> Task objective: Wherever "образовательных" appears in a line, list that line.
# Data section start
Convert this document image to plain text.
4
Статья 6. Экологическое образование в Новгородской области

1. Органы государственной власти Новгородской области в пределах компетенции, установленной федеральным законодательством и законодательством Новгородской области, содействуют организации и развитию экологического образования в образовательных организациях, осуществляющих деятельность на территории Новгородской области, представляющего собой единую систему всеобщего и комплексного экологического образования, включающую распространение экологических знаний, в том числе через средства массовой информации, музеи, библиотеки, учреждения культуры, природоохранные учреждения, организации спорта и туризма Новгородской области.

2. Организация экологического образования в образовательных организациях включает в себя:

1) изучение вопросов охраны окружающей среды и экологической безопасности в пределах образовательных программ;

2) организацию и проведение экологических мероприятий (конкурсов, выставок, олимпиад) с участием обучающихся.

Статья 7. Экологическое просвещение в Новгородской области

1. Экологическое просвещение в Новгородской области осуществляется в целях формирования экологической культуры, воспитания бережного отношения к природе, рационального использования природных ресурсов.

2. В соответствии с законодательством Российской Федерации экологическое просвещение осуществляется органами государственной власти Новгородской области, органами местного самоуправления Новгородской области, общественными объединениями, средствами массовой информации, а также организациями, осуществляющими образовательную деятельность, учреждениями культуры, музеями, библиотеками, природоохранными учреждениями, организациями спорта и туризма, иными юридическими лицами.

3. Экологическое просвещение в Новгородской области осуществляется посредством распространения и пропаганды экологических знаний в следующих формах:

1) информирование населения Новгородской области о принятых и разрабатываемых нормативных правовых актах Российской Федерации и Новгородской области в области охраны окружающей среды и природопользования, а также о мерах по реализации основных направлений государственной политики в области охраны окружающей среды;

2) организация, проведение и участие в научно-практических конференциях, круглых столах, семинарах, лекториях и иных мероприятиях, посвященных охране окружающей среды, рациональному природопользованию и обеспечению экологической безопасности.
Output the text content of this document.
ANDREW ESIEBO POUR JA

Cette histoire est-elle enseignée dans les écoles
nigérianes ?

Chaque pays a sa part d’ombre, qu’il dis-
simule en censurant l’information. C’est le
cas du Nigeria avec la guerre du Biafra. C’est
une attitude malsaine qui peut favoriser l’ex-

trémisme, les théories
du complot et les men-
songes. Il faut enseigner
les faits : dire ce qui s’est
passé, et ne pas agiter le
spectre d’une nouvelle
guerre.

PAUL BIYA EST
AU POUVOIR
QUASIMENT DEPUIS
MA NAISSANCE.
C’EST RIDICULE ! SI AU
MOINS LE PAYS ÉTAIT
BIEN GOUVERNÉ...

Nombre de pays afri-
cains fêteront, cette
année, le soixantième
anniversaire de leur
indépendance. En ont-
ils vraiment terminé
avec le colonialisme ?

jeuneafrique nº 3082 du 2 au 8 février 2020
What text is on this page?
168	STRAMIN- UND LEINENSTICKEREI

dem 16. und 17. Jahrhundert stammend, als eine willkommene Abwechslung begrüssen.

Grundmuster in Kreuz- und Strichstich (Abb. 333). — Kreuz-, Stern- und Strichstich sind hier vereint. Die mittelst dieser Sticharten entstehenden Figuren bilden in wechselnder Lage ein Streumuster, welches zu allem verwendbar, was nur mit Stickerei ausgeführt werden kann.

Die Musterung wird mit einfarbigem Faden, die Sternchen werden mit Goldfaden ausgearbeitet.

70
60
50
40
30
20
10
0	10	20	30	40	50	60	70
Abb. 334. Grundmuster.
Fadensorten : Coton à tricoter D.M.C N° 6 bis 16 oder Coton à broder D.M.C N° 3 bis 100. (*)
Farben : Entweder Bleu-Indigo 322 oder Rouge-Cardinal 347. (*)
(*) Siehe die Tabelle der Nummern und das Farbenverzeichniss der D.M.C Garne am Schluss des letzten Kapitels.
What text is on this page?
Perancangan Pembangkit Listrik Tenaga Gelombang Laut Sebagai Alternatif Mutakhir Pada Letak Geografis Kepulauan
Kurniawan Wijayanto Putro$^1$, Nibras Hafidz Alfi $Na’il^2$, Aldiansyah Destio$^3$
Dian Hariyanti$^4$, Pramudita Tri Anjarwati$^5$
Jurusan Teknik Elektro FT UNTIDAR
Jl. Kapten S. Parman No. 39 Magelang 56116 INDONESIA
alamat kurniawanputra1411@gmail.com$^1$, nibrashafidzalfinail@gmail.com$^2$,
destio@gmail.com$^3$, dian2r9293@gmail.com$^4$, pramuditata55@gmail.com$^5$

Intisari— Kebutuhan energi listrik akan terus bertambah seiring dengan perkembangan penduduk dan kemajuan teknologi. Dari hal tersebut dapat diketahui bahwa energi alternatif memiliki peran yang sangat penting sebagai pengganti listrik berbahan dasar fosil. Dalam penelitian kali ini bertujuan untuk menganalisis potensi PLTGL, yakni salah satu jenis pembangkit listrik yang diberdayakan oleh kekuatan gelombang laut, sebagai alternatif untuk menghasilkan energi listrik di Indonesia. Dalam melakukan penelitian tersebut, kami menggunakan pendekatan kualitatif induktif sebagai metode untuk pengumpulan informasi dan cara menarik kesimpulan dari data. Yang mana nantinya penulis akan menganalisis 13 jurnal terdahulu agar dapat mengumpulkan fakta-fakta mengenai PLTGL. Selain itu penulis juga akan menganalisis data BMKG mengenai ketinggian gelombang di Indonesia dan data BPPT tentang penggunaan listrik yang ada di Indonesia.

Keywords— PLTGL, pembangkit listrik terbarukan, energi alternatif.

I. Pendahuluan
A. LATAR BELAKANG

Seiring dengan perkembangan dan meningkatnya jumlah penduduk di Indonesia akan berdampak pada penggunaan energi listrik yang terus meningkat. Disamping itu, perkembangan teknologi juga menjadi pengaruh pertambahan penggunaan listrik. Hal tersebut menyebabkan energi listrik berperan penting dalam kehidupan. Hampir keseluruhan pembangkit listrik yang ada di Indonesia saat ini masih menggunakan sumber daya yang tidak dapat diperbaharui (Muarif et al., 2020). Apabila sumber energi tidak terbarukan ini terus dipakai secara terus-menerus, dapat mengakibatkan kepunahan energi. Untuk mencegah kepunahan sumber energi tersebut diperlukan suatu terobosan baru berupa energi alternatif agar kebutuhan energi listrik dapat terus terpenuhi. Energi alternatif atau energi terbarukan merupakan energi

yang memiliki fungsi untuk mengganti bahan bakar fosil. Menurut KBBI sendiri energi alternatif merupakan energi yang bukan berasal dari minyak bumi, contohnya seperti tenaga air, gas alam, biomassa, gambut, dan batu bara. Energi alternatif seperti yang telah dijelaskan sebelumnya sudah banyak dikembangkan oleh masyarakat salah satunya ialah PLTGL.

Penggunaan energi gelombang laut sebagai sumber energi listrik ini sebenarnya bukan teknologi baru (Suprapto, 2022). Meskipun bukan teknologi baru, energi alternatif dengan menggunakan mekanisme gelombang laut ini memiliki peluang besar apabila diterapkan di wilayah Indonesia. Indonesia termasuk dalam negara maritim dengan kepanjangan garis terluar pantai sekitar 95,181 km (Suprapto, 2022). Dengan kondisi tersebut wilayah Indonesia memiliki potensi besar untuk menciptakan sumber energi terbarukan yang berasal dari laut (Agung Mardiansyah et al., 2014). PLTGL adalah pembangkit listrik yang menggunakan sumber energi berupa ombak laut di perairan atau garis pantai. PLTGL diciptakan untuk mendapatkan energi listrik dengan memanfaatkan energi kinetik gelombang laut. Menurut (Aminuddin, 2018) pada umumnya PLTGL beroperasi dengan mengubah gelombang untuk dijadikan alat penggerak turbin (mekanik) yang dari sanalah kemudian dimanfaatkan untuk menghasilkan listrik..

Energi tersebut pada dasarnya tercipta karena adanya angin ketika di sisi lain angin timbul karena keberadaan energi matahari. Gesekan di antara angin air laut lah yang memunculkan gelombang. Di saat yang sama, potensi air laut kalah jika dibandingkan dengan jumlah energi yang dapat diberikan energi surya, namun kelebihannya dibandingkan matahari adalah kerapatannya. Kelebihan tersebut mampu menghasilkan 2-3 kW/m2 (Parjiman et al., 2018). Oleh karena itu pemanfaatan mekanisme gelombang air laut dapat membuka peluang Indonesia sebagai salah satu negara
# Data section end
> Complete answer:
1. Органы государственной власти Новгородской области в пределах компетенции, установленной федеральным законодательством и законодательством Новгородской области, содействуют организации и развитию экологического образования в образовательных организациях, осуществляющих деятельность на территории Новгородской области, представляющего собой единую систему всеобщего и комплексного экологического образования, включающую распространение экологических знаний, в том числе через средства массовой информации, музеи, библиотеки, учреждения культуры, природоохранные учреждения, организации спорта и туризма Новгородской области.
2. Организация экологического образования в образовательных организациях включает в себя:
1) изучение вопросов охраны окружающей среды и экологической безопасности в пределах образовательных программ;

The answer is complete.